■ Your task
The exercise asks for every line of the data to be reproduced exactly.

--- Extracted material ---

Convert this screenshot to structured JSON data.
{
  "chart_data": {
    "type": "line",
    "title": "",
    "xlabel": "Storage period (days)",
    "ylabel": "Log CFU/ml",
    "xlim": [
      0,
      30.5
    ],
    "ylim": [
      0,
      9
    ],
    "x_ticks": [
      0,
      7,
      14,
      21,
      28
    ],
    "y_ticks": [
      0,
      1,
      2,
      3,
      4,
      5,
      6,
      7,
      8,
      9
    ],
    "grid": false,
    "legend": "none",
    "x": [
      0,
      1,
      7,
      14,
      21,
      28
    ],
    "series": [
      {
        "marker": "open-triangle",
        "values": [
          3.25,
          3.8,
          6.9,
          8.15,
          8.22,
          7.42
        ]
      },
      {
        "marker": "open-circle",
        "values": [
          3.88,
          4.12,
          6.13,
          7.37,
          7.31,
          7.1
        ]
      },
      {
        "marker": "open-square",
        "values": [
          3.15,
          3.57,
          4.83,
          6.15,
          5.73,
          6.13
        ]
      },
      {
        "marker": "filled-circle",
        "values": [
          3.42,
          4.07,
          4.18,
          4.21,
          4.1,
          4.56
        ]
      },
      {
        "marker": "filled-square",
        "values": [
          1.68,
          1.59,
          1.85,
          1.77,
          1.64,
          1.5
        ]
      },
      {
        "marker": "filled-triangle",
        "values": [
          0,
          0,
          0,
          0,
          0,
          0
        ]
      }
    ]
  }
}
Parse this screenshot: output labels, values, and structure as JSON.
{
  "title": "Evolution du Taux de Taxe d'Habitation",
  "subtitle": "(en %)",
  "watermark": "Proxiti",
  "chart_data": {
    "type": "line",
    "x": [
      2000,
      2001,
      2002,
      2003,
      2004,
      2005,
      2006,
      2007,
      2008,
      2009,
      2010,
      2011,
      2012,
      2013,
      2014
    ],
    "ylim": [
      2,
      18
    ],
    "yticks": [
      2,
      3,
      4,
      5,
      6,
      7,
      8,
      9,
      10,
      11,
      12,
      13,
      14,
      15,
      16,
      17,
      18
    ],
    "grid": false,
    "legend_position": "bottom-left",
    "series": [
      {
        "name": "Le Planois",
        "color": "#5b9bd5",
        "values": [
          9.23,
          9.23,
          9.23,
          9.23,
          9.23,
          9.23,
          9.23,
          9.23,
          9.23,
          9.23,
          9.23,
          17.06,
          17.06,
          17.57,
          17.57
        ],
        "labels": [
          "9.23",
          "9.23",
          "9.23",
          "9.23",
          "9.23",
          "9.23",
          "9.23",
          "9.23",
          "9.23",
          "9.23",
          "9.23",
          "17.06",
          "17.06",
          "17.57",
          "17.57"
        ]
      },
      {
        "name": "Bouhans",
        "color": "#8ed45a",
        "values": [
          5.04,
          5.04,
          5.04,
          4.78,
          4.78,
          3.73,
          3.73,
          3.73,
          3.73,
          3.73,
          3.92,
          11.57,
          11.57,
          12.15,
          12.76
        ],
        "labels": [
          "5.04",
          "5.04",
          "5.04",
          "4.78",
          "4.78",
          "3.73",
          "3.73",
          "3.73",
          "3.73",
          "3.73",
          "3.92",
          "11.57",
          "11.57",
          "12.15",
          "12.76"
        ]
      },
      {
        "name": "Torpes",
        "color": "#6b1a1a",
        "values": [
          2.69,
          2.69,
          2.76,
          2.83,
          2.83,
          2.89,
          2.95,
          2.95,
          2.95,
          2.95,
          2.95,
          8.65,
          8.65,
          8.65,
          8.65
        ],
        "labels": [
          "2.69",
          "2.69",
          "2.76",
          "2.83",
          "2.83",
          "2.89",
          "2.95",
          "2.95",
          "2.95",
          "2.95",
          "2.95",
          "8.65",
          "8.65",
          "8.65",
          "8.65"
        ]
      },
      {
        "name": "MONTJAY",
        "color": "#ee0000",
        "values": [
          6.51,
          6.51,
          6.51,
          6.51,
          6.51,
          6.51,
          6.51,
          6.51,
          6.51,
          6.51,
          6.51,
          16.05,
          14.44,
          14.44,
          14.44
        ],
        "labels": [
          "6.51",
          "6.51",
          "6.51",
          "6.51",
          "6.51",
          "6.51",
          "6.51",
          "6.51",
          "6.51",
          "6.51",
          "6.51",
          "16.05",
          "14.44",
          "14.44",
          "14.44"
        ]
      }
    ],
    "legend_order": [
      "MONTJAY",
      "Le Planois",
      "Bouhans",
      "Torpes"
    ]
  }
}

---

■ Output for this exercise
Convert this screenshot to structured JSON data.
{
  "chart_data": {
    "type": "line",
    "title": "",
    "xlabel": "Storage period (days)",
    "ylabel": "Log CFU/ml",
    "xlim": [
      0,
      30.5
    ],
    "ylim": [
      0,
      9
    ],
    "x_ticks": [
      0,
      7,
      14,
      21,
      28
    ],
    "y_ticks": [
      0,
      1,
      2,
      3,
      4,
      5,
      6,
      7,
      8,
      9
    ],
    "grid": false,
    "legend": "none",
    "x": [
      0,
      1,
      7,
      14,
      21,
      28
    ],
    "series": [
      {
        "marker": "open-triangle",
        "values": [
          3.25,
          3.8,
          6.9,
          8.15,
          8.22,
          7.42
        ]
      },
      {
        "marker": "open-circle",
        "values": [
          3.88,
          4.12,
          6.13,
          7.37,
          7.31,
          7.1
        ]
      },
      {
        "marker": "open-square",
        "values": [
          3.15,
          3.57,
          4.83,
          6.15,
          5.73,
          6.13
        ]
      },
      {
        "marker": "filled-circle",
        "values": [
          3.42,
          4.07,
          4.18,
          4.21,
          4.1,
          4.56
        ]
      },
      {
        "marker": "filled-square",
        "values": [
          1.68,
          1.59,
          1.85,
          1.77,
          1.64,
          1.5
        ]
      },
      {
        "marker": "filled-triangle",
        "values": [
          0,
          0,
          0,
          0,
          0,
          0
        ]
      }
    ]
  }
}
Parse this screenshot: output labels, values, and structure as JSON.
{
  "title": "Evolution du Taux de Taxe d'Habitation",
  "subtitle": "(en %)",
  "watermark": "Proxiti",
  "chart_data": {
    "type": "line",
    "x": [
      2000,
      2001,
      2002,
      2003,
      2004,
      2005,
      2006,
      2007,
      2008,
      2009,
      2010,
      2011,
      2012,
      2013,
      2014
    ],
    "ylim": [
      2,
      18
    ],
    "yticks": [
      2,
      3,
      4,
      5,
      6,
      7,
      8,
      9,
      10,
      11,
      12,
      13,
      14,
      15,
      16,
      17,
      18
    ],
    "grid": false,
    "legend_position": "bottom-left",
    "series": [
      {
        "name": "Le Planois",
        "color": "#5b9bd5",
        "values": [
          9.23,
          9.23,
          9.23,
          9.23,
          9.23,
          9.23,
          9.23,
          9.23,
          9.23,
          9.23,
          9.23,
          17.06,
          17.06,
          17.57,
          17.57
        ],
        "labels": [
          "9.23",
          "9.23",
          "9.23",
          "9.23",
          "9.23",
          "9.23",
          "9.23",
          "9.23",
          "9.23",
          "9.23",
          "9.23",
          "17.06",
          "17.06",
          "17.57",
          "17.57"
        ]
      },
      {
        "name": "Bouhans",
        "color": "#8ed45a",
        "values": [
          5.04,
          5.04,
          5.04,
          4.78,
          4.78,
          3.73,
          3.73,
          3.73,
          3.73,
          3.73,
          3.92,
          11.57,
          11.57,
          12.15,
          12.76
        ],
        "labels": [
          "5.04",
          "5.04",
          "5.04",
          "4.78",
          "4.78",
          "3.73",
          "3.73",
          "3.73",
          "3.73",
          "3.73",
          "3.92",
          "11.57",
          "11.57",
          "12.15",
          "12.76"
        ]
      },
      {
        "name": "Torpes",
        "color": "#6b1a1a",
        "values": [
          2.69,
          2.69,
          2.76,
          2.83,
          2.83,
          2.89,
          2.95,
          2.95,
          2.95,
          2.95,
          2.95,
          8.65,
          8.65,
          8.65,
          8.65
        ],
        "labels": [
          "2.69",
          "2.69",
          "2.76",
          "2.83",
          "2.83",
          "2.89",
          "2.95",
          "2.95",
          "2.95",
          "2.95",
          "2.95",
          "8.65",
          "8.65",
          "8.65",
          "8.65"
        ]
      },
      {
        "name": "MONTJAY",
        "color": "#ee0000",
        "values": [
          6.51,
          6.51,
          6.51,
          6.51,
          6.51,
          6.51,
          6.51,
          6.51,
          6.51,
          6.51,
          6.51,
          16.05,
          14.44,
          14.44,
          14.44
        ],
        "labels": [
          "6.51",
          "6.51",
          "6.51",
          "6.51",
          "6.51",
          "6.51",
          "6.51",
          "6.51",
          "6.51",
          "6.51",
          "6.51",
          "16.05",
          "14.44",
          "14.44",
          "14.44"
        ]
      }
    ],
    "legend_order": [
      "MONTJAY",
      "Le Planois",
      "Bouhans",
      "Torpes"
    ]
  }
}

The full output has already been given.